**RECORD EXTRACTS**
┄┄┄┄┄┄┄┄┄┄

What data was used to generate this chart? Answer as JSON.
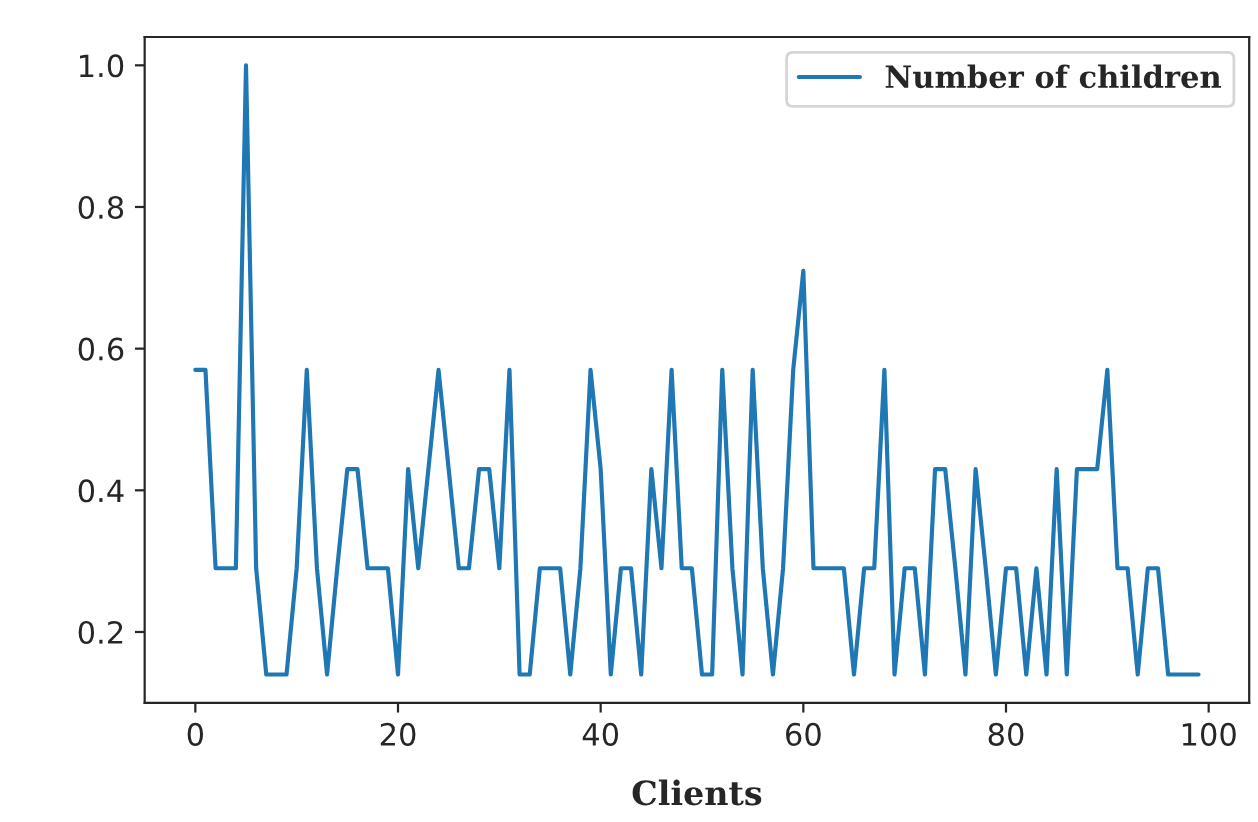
{
  "chart_data": {
    "type": "line",
    "xlabel": "Clients",
    "x": [
      0,
      1,
      2,
      3,
      4,
      5,
      6,
      7,
      8,
      9,
      10,
      11,
      12,
      13,
      14,
      15,
      16,
      17,
      18,
      19,
      20,
      21,
      22,
      23,
      24,
      25,
      26,
      27,
      28,
      29,
      30,
      31,
      32,
      33,
      34,
      35,
      36,
      37,
      38,
      39,
      40,
      41,
      42,
      43,
      44,
      45,
      46,
      47,
      48,
      49,
      50,
      51,
      52,
      53,
      54,
      55,
      56,
      57,
      58,
      59,
      60,
      61,
      62,
      63,
      64,
      65,
      66,
      67,
      68,
      69,
      70,
      71,
      72,
      73,
      74,
      75,
      76,
      77,
      78,
      79,
      80,
      81,
      82,
      83,
      84,
      85,
      86,
      87,
      88,
      89,
      90,
      91,
      92,
      93,
      94,
      95,
      96,
      97,
      98,
      99
    ],
    "series": [
      {
        "name": "Number of children",
        "color": "#1f77b4",
        "values": [
          0.57,
          0.57,
          0.29,
          0.29,
          0.29,
          1.0,
          0.29,
          0.14,
          0.14,
          0.14,
          0.29,
          0.57,
          0.29,
          0.14,
          0.29,
          0.43,
          0.43,
          0.29,
          0.29,
          0.29,
          0.14,
          0.43,
          0.29,
          0.43,
          0.57,
          0.43,
          0.29,
          0.29,
          0.43,
          0.43,
          0.29,
          0.57,
          0.14,
          0.14,
          0.29,
          0.29,
          0.29,
          0.14,
          0.29,
          0.57,
          0.43,
          0.14,
          0.29,
          0.29,
          0.14,
          0.43,
          0.29,
          0.57,
          0.29,
          0.29,
          0.14,
          0.14,
          0.57,
          0.29,
          0.14,
          0.57,
          0.29,
          0.14,
          0.29,
          0.57,
          0.71,
          0.29,
          0.29,
          0.29,
          0.29,
          0.14,
          0.29,
          0.29,
          0.57,
          0.14,
          0.29,
          0.29,
          0.14,
          0.43,
          0.43,
          0.29,
          0.14,
          0.43,
          0.29,
          0.14,
          0.29,
          0.29,
          0.14,
          0.29,
          0.14,
          0.43,
          0.14,
          0.43,
          0.43,
          0.43,
          0.57,
          0.29,
          0.29,
          0.14,
          0.29,
          0.29,
          0.14,
          0.14,
          0.14,
          0.14
        ]
      }
    ],
    "xlim": [
      -5,
      104
    ],
    "ylim": [
      0.1,
      1.04
    ],
    "xticks": [
      0,
      20,
      40,
      60,
      80,
      100
    ],
    "yticks": [
      0.2,
      0.4,
      0.6,
      0.8,
      {
        "value": 1.0,
        "label": "1.0"
      }
    ],
    "legend": "top right",
    "grid": false,
    "marker": "none",
    "line_style": "solid"
  }
}
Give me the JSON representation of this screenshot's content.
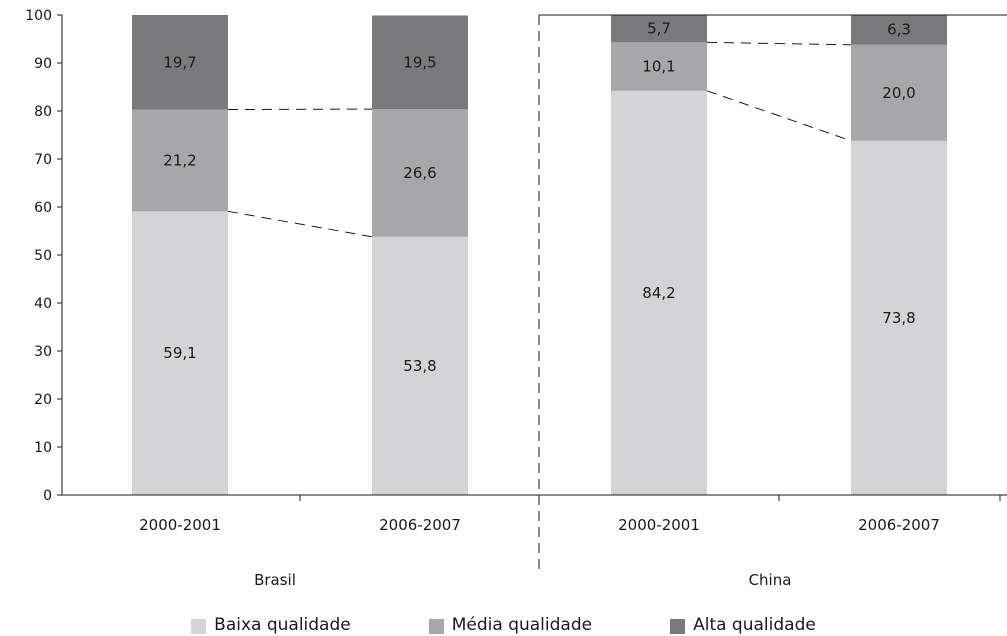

┄┄┄┄┄┄┄┄┄┄

**REQUIREMENTS**
Read through the entries and copy each line in which "this" appears.

**FINISHED EXERCISE**
What data was used to generate this chart? Answer as JSON.
Give me the JSON representation of this screenshot's content.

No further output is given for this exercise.